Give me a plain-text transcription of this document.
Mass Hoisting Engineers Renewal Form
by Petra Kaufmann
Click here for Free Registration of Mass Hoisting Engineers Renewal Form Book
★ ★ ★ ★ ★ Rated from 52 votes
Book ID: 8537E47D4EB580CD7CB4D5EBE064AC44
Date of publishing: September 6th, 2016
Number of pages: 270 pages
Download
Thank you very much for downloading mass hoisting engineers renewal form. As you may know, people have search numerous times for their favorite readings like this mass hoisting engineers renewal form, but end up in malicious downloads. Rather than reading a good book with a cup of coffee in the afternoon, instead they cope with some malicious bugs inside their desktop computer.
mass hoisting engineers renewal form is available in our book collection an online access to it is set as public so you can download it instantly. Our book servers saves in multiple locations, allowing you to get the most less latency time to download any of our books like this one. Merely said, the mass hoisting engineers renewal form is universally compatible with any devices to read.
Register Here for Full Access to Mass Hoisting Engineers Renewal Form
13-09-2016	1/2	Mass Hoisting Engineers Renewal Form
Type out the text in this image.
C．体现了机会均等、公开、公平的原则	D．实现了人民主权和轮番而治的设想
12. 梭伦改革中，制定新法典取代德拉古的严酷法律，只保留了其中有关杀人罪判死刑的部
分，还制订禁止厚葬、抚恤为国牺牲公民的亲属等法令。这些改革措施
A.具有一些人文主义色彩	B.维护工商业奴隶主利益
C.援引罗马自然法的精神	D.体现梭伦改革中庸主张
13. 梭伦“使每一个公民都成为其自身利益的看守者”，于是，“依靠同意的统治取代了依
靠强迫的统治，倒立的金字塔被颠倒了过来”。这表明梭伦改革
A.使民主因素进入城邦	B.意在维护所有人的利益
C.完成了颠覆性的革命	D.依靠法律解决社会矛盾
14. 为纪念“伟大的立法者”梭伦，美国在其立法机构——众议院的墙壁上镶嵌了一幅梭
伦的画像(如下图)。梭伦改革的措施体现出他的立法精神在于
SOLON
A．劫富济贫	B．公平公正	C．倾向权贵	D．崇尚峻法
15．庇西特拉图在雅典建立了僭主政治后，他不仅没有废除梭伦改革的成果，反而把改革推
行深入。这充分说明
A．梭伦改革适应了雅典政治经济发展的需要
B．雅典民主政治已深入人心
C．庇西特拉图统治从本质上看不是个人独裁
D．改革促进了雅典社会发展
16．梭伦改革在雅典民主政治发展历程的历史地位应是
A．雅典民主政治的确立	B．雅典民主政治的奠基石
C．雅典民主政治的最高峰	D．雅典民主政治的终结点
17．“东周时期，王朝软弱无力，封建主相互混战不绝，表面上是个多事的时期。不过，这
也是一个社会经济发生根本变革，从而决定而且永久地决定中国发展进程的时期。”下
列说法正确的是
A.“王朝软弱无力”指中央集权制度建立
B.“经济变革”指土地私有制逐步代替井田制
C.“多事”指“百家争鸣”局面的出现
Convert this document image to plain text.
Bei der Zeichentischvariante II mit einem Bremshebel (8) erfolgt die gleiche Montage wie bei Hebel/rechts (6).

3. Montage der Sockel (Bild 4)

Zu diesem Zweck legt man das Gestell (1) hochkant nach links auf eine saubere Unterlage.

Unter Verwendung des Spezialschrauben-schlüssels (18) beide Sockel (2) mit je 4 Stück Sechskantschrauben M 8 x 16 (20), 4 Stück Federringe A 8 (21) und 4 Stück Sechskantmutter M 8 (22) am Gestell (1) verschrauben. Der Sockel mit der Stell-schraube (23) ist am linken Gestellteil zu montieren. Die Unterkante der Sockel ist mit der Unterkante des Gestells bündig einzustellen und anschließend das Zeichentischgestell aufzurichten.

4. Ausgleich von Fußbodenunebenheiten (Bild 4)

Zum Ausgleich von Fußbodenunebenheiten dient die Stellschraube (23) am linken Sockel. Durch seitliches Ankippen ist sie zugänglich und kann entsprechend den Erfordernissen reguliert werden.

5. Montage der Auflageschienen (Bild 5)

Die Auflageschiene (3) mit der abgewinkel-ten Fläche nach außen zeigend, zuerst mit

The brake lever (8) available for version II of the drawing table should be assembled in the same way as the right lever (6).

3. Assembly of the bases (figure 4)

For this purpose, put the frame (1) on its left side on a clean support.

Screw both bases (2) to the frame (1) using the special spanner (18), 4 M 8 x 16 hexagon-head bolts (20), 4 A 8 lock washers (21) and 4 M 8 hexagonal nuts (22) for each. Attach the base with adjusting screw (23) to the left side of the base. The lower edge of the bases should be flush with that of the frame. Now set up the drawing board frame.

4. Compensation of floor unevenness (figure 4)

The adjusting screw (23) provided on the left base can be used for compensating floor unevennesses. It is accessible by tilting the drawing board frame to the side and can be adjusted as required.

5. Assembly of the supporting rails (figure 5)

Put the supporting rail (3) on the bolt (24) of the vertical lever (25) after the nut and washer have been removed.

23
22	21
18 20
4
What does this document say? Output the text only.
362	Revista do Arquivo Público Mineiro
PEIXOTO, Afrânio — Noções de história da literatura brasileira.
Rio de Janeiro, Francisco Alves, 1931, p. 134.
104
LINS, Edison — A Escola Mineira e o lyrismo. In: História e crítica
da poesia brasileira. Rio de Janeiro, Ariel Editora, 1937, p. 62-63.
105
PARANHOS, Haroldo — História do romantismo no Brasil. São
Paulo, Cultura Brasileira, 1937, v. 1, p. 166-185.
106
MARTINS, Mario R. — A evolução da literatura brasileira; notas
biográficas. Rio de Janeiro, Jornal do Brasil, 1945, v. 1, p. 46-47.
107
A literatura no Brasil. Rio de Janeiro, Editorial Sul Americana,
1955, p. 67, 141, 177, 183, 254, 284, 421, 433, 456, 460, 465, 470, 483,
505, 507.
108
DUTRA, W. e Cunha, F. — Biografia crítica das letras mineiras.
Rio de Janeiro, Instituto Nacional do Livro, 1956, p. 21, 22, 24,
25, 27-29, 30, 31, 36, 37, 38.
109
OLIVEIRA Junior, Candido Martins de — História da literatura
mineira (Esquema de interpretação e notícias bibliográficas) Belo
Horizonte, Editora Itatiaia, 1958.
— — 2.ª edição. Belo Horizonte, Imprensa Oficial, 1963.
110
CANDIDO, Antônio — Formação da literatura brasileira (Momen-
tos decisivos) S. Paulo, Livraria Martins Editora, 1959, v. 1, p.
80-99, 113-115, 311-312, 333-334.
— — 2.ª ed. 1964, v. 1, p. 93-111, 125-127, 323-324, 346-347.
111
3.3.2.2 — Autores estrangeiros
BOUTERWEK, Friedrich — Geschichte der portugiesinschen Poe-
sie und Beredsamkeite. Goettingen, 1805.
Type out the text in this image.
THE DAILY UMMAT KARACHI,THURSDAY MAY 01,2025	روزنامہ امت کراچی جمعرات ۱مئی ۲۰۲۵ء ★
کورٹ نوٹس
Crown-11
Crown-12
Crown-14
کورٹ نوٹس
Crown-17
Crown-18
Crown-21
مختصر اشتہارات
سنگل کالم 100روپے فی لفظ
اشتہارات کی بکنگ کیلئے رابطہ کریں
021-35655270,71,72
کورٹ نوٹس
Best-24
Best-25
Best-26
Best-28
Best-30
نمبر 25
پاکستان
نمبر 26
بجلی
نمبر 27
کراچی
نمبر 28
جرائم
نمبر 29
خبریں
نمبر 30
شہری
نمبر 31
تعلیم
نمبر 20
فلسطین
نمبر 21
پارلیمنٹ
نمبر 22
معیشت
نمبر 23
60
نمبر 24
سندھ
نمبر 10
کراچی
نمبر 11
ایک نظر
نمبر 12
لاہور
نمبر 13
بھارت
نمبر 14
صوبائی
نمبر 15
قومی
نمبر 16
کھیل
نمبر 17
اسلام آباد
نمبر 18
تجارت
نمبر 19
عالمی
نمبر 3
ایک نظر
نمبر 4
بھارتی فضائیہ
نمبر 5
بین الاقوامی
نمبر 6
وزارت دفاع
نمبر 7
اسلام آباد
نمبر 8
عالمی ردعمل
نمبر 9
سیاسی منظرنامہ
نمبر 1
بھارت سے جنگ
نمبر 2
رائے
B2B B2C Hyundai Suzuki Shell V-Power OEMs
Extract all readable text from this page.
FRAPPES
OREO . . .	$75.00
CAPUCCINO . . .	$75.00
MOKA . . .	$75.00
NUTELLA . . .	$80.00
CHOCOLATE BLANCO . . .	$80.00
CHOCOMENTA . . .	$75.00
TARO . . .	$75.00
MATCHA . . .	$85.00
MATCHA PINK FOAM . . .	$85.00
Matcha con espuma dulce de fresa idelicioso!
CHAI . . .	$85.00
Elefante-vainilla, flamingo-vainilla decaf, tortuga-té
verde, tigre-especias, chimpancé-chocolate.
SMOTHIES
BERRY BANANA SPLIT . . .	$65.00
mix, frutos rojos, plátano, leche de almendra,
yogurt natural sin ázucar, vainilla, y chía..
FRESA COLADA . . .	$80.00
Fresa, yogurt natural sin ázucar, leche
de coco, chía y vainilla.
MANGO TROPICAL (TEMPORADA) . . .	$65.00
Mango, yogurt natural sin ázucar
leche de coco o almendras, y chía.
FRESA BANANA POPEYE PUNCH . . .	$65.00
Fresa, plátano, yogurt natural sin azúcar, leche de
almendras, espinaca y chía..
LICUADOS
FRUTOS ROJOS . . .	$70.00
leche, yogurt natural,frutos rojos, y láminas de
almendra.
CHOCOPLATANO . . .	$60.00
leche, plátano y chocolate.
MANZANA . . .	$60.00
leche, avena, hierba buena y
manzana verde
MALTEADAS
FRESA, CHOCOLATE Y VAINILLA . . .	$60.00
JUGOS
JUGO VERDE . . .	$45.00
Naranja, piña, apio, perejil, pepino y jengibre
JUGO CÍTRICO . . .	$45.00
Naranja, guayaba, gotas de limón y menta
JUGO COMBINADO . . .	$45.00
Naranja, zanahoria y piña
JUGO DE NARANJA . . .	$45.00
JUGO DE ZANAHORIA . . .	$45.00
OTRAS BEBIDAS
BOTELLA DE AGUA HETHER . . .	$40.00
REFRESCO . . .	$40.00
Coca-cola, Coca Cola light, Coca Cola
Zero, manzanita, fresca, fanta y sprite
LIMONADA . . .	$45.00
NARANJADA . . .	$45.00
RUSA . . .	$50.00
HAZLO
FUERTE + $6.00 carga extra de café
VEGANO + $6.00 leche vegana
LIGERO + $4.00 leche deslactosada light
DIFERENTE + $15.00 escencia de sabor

--- PROMPT ---
Every line of the listing that holds "Ausgleich" should be found and copied.

--- ANSWER TO THIS EXERCISE ---
4. Ausgleich von Fußbodenunebenheiten (Bild 4)
Zum Ausgleich von Fußbodenunebenheiten dient die Stellschraube (23) am linken Sockel. Durch seitliches Ankippen ist sie zugänglich und kann entsprechend den Erfordernissen reguliert werden.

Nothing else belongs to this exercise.